Задание A:
Сколько сыновей ушли на войну из материнской хаты, согласно фрагменту?

Фрагмент:
В тридцать шестом году отроду не болевший Макар Назарович занемог и в одну ночь оставил Евдокии Даниловне на радость заботу – пятнадцать человек детей и одну невестку. И зажили они как могли. Никому из них не удалось закончить школы или института, но опять же никто из них в тюрьме не сидел и чужого не взял. Не помнят люди за Макаровичами ничего худого. Зато помнят, что Евдоха, хоть в зиму, хоть в лето, но раз в неделю обязательно переодевала детей в чистое, однако обутыми они не всякий сезон хаживали. Помнят, что колодец, вырытый еще дедом Назаром, от улицы отгорожен не был (кто хочешь, хоть сам пей, хоть коней «напувай»), что когда с хутора переселили мать с детьми в село, облепили они, как пчелы, участок и сами поставили мазанку под соломою, большую и быстро, и печь сложили тоже сами.

И еще помнят сельчане, что ушли на войну, когда время пришло, из материнской хаты все десять сыновей: Хтодось, Петро, Иван, Василь, Михайло, Степан, Николай, Павло, Андрей и Александр. Десять.

И все десять вернулись с войны. Все вернулись.

Я не оговорился: Хтодось, Петро, Иван, Василь, Михайло, Степан, Николай, Павло, Андрей и Александр вернулись к матери после войны. Вразнобой, правда, кто без ноги, кто на носилках, но все.

Впервые узнав об этом, я почувствовал озноб. Сознание, сердце, весь организм отказывались принять это радостно и нормально: пошли на работу братья и пришли с работы… потому что этой работой была война, которая приучила нас к смерти, и жизнь на войне нас озадачивает, почти пугает. (Если бы пошли десять и не вернулись, мы бы с печалью, но приняли этот факт, а тут вот они все – смотри на снимок – живые. Неужели?..)

Вот что с нами сделала война. Она лишила нас доверия к жизни. Вдруг неправильно жили люди во фронтовых окопах, раз выжили, не так, как нам писали, а мы читали, надо жить.

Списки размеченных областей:
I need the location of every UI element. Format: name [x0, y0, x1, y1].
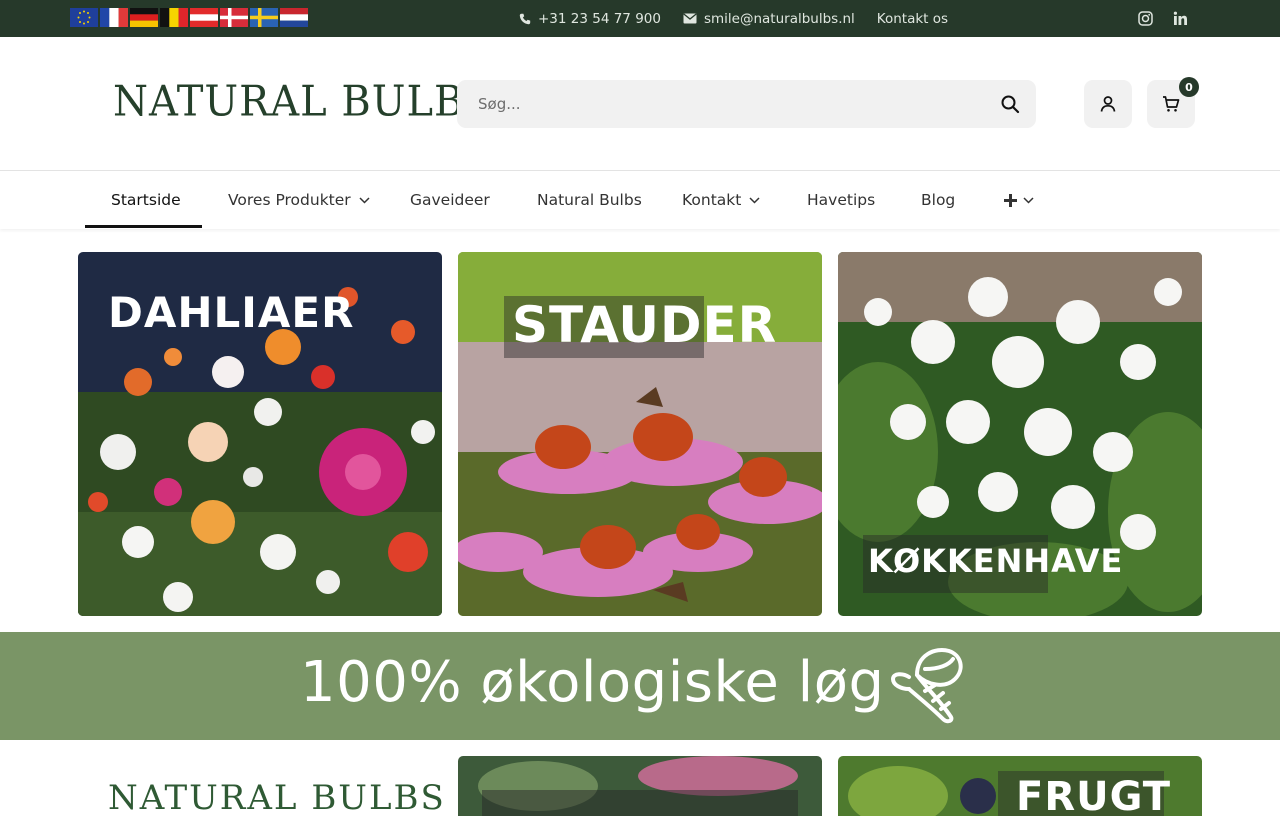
top-bar: +31 23 54 77 900 smile@naturalbulbs.nl K…	[0, 0, 1280, 37]
plus-icon	[1004, 193, 1017, 207]
email-link[interactable]: smile@naturalbulbs.nl	[683, 11, 855, 27]
nav-item-label: Havetips	[807, 191, 876, 209]
nav-more-button[interactable]	[1004, 172, 1034, 228]
instagram-icon[interactable]	[1138, 11, 1153, 26]
nav-item-label: Blog	[921, 191, 956, 209]
nav-item-blog[interactable]: Blog	[921, 172, 955, 228]
envelope-icon	[683, 13, 697, 24]
email-address: smile@naturalbulbs.nl	[703, 10, 855, 27]
germany-flag-icon[interactable]	[130, 8, 158, 27]
bottom-logo: NATURAL BULBS	[108, 778, 446, 818]
search-icon[interactable]	[1000, 94, 1020, 114]
phone-number: +31 23 54 77 900	[538, 10, 661, 27]
category-label: STAUDER	[512, 296, 778, 354]
category-tile-bottom-2[interactable]	[458, 756, 822, 816]
austria-flag-icon[interactable]	[190, 8, 218, 27]
contact-info: +31 23 54 77 900 smile@naturalbulbs.nl K…	[519, 0, 948, 37]
shopping-cart-icon	[1163, 96, 1180, 112]
belgium-flag-icon[interactable]	[160, 8, 188, 27]
nav-item-label: Kontakt	[682, 191, 742, 209]
nav-item-label: Natural Bulbs	[537, 191, 642, 209]
contact-us-link[interactable]: Kontakt os	[877, 11, 948, 27]
category-tile-dahliaer[interactable]: DAHLIAER	[78, 252, 442, 616]
search-bar	[457, 80, 1036, 128]
language-flags	[70, 8, 308, 27]
chevron-down-icon	[359, 196, 370, 204]
organic-banner: 100% økologiske løg	[0, 632, 1280, 740]
phone-link[interactable]: +31 23 54 77 900	[519, 11, 661, 27]
denmark-flag-icon[interactable]	[220, 8, 248, 27]
nav-item-kontakt[interactable]: Kontakt	[682, 172, 760, 228]
site-header: NATURAL BULBS 0	[0, 37, 1280, 171]
nav-item-label: Startside	[111, 191, 181, 209]
nav-item-startside[interactable]: Startside	[111, 172, 181, 228]
nav-item-havetips[interactable]: Havetips	[807, 172, 875, 228]
category-tile-kokkenhave[interactable]: KØKKENHAVE	[838, 252, 1202, 616]
category-label: KØKKENHAVE	[868, 542, 1124, 580]
nav-item-label: Vores Produkter	[228, 191, 351, 209]
netherlands-flag-icon[interactable]	[280, 8, 308, 27]
nav-item-gaveideer[interactable]: Gaveideer	[410, 172, 490, 228]
social-links	[1138, 0, 1188, 37]
phone-icon	[519, 13, 531, 24]
main-navigation: Startside Vores Produkter Gaveideer Natu…	[0, 172, 1280, 229]
contact-us-label: Kontakt os	[876, 10, 949, 27]
category-label: FRUGT	[1016, 774, 1172, 816]
eu-flag-icon[interactable]	[70, 8, 98, 27]
nav-item-vores-produkter[interactable]: Vores Produkter	[228, 172, 370, 228]
site-logo[interactable]: NATURAL BULBS	[113, 78, 493, 126]
bottom-photo-2	[458, 756, 822, 816]
banner-headline: 100% økologiske løg	[300, 650, 885, 715]
bee-icon	[891, 648, 963, 724]
category-label: DAHLIAER	[108, 288, 355, 337]
nav-item-natural-bulbs[interactable]: Natural Bulbs	[537, 172, 642, 228]
account-button[interactable]	[1084, 80, 1132, 128]
user-icon	[1100, 96, 1116, 112]
category-tile-stauder[interactable]: STAUDER	[458, 252, 822, 616]
linkedin-icon[interactable]	[1173, 11, 1188, 26]
france-flag-icon[interactable]	[100, 8, 128, 27]
chevron-down-icon	[749, 196, 760, 204]
category-tile-frugt[interactable]: FRUGT	[838, 756, 1202, 816]
sweden-flag-icon[interactable]	[250, 8, 278, 27]
active-nav-indicator	[85, 225, 202, 228]
cart-count-badge: 0	[1179, 77, 1199, 97]
nav-item-label: Gaveideer	[410, 191, 490, 209]
search-input[interactable]	[457, 80, 977, 128]
chevron-down-icon	[1023, 196, 1034, 204]
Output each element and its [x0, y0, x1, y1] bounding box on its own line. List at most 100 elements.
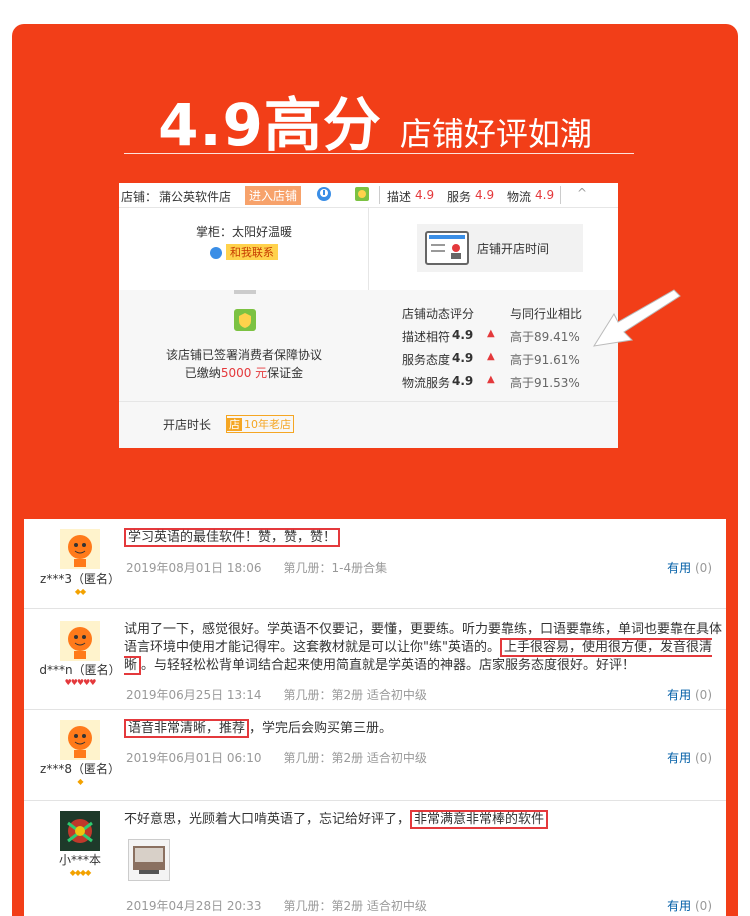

Задание B:
Оформите строки записей от строки с «top-bar: +31 23» до строки с «172, 1034, 228]» включительно как нумерованный список без пустых строк.

Правильный ответ A:
Десять сыновей.

Правильный ответ B:
1. top-bar: +31 23 54 77 900 smile@naturalbulbs.nl K…	[0, 0, 1280, 37]
2. plus-icon	[1004, 193, 1017, 207]
3. email-link[interactable]: smile@naturalbulbs.nl	[683, 11, 855, 27]
4. nav-item-label: Havetips	[807, 191, 876, 209]
5. nav-more-button[interactable]	[1004, 172, 1034, 228]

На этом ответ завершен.